## The problem:
Return the listing below word for word.
◇ ◇ ◇ ◇
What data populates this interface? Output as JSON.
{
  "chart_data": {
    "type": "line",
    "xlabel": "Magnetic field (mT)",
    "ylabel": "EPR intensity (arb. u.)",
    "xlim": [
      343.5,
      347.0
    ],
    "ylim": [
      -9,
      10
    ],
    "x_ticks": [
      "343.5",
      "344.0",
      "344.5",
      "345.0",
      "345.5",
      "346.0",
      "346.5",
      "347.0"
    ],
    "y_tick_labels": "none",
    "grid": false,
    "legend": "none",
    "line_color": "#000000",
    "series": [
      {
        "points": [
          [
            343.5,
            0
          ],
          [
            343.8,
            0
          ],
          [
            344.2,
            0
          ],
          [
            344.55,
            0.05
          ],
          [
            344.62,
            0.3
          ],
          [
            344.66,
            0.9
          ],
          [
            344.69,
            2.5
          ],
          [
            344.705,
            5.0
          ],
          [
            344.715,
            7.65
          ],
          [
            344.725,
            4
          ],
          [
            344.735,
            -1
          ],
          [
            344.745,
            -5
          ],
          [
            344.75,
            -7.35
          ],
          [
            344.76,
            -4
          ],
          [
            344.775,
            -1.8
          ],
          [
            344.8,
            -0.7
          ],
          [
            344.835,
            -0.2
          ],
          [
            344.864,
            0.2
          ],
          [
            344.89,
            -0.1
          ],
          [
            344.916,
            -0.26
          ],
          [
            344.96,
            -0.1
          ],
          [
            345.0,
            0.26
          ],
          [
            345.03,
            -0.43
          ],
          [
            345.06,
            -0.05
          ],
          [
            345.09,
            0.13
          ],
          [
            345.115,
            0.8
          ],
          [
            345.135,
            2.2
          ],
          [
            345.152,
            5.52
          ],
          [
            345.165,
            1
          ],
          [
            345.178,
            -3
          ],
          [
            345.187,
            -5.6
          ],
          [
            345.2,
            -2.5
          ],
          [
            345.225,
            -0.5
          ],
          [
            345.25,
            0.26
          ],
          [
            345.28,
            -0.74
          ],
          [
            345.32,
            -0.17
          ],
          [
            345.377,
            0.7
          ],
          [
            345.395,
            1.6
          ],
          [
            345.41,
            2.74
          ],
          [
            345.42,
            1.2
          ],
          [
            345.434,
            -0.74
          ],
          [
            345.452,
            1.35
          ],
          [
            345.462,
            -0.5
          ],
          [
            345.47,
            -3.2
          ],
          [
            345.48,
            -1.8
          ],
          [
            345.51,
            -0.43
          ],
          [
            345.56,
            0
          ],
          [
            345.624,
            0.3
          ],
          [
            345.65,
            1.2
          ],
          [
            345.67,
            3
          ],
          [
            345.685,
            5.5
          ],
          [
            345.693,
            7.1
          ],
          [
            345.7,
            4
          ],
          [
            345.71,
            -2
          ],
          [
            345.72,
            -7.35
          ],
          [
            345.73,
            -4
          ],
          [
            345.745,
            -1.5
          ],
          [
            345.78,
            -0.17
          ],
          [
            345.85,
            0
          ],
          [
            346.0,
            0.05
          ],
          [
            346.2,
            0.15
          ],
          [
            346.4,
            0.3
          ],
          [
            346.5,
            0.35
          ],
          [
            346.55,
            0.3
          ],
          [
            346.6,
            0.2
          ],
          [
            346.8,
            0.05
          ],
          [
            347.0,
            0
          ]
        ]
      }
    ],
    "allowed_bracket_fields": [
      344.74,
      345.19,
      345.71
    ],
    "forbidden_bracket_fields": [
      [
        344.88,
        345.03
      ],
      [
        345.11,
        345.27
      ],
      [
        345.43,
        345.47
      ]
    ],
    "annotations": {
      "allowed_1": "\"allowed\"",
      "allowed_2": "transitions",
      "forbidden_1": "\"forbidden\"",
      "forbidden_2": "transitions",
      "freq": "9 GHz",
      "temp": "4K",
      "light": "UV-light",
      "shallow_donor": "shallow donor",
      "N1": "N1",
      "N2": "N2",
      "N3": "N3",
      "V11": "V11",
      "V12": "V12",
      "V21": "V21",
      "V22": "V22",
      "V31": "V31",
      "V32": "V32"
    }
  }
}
◇ ◇ ◇ ◇
## Correct result:
What data populates this interface? Output as JSON.
{
  "chart_data": {
    "type": "line",
    "xlabel": "Magnetic field (mT)",
    "ylabel": "EPR intensity (arb. u.)",
    "xlim": [
      343.5,
      347.0
    ],
    "ylim": [
      -9,
      10
    ],
    "x_ticks": [
      "343.5",
      "344.0",
      "344.5",
      "345.0",
      "345.5",
      "346.0",
      "346.5",
      "347.0"
    ],
    "y_tick_labels": "none",
    "grid": false,
    "legend": "none",
    "line_color": "#000000",
    "series": [
      {
        "points": [
          [
            343.5,
            0
          ],
          [
            343.8,
            0
          ],
          [
            344.2,
            0
          ],
          [
            344.55,
            0.05
          ],
          [
            344.62,
            0.3
          ],
          [
            344.66,
            0.9
          ],
          [
            344.69,
            2.5
          ],
          [
            344.705,
            5.0
          ],
          [
            344.715,
            7.65
          ],
          [
            344.725,
            4
          ],
          [
            344.735,
            -1
          ],
          [
            344.745,
            -5
          ],
          [
            344.75,
            -7.35
          ],
          [
            344.76,
            -4
          ],
          [
            344.775,
            -1.8
          ],
          [
            344.8,
            -0.7
          ],
          [
            344.835,
            -0.2
          ],
          [
            344.864,
            0.2
          ],
          [
            344.89,
            -0.1
          ],
          [
            344.916,
            -0.26
          ],
          [
            344.96,
            -0.1
          ],
          [
            345.0,
            0.26
          ],
          [
            345.03,
            -0.43
          ],
          [
            345.06,
            -0.05
          ],
          [
            345.09,
            0.13
          ],
          [
            345.115,
            0.8
          ],
          [
            345.135,
            2.2
          ],
          [
            345.152,
            5.52
          ],
          [
            345.165,
            1
          ],
          [
            345.178,
            -3
          ],
          [
            345.187,
            -5.6
          ],
          [
            345.2,
            -2.5
          ],
          [
            345.225,
            -0.5
          ],
          [
            345.25,
            0.26
          ],
          [
            345.28,
            -0.74
          ],
          [
            345.32,
            -0.17
          ],
          [
            345.377,
            0.7
          ],
          [
            345.395,
            1.6
          ],
          [
            345.41,
            2.74
          ],
          [
            345.42,
            1.2
          ],
          [
            345.434,
            -0.74
          ],
          [
            345.452,
            1.35
          ],
          [
            345.462,
            -0.5
          ],
          [
            345.47,
            -3.2
          ],
          [
            345.48,
            -1.8
          ],
          [
            345.51,
            -0.43
          ],
          [
            345.56,
            0
          ],
          [
            345.624,
            0.3
          ],
          [
            345.65,
            1.2
          ],
          [
            345.67,
            3
          ],
          [
            345.685,
            5.5
          ],
          [
            345.693,
            7.1
          ],
          [
            345.7,
            4
          ],
          [
            345.71,
            -2
          ],
          [
            345.72,
            -7.35
          ],
          [
            345.73,
            -4
          ],
          [
            345.745,
            -1.5
          ],
          [
            345.78,
            -0.17
          ],
          [
            345.85,
            0
          ],
          [
            346.0,
            0.05
          ],
          [
            346.2,
            0.15
          ],
          [
            346.4,
            0.3
          ],
          [
            346.5,
            0.35
          ],
          [
            346.55,
            0.3
          ],
          [
            346.6,
            0.2
          ],
          [
            346.8,
            0.05
          ],
          [
            347.0,
            0
          ]
        ]
      }
    ],
    "allowed_bracket_fields": [
      344.74,
      345.19,
      345.71
    ],
    "forbidden_bracket_fields": [
      [
        344.88,
        345.03
      ],
      [
        345.11,
        345.27
      ],
      [
        345.43,
        345.47
      ]
    ],
    "annotations": {
      "allowed_1": "\"allowed\"",
      "allowed_2": "transitions",
      "forbidden_1": "\"forbidden\"",
      "forbidden_2": "transitions",
      "freq": "9 GHz",
      "temp": "4K",
      "light": "UV-light",
      "shallow_donor": "shallow donor",
      "N1": "N1",
      "N2": "N2",
      "N3": "N3",
      "V11": "V11",
      "V12": "V12",
      "V21": "V21",
      "V22": "V22",
      "V31": "V31",
      "V32": "V32"
    }
  }
}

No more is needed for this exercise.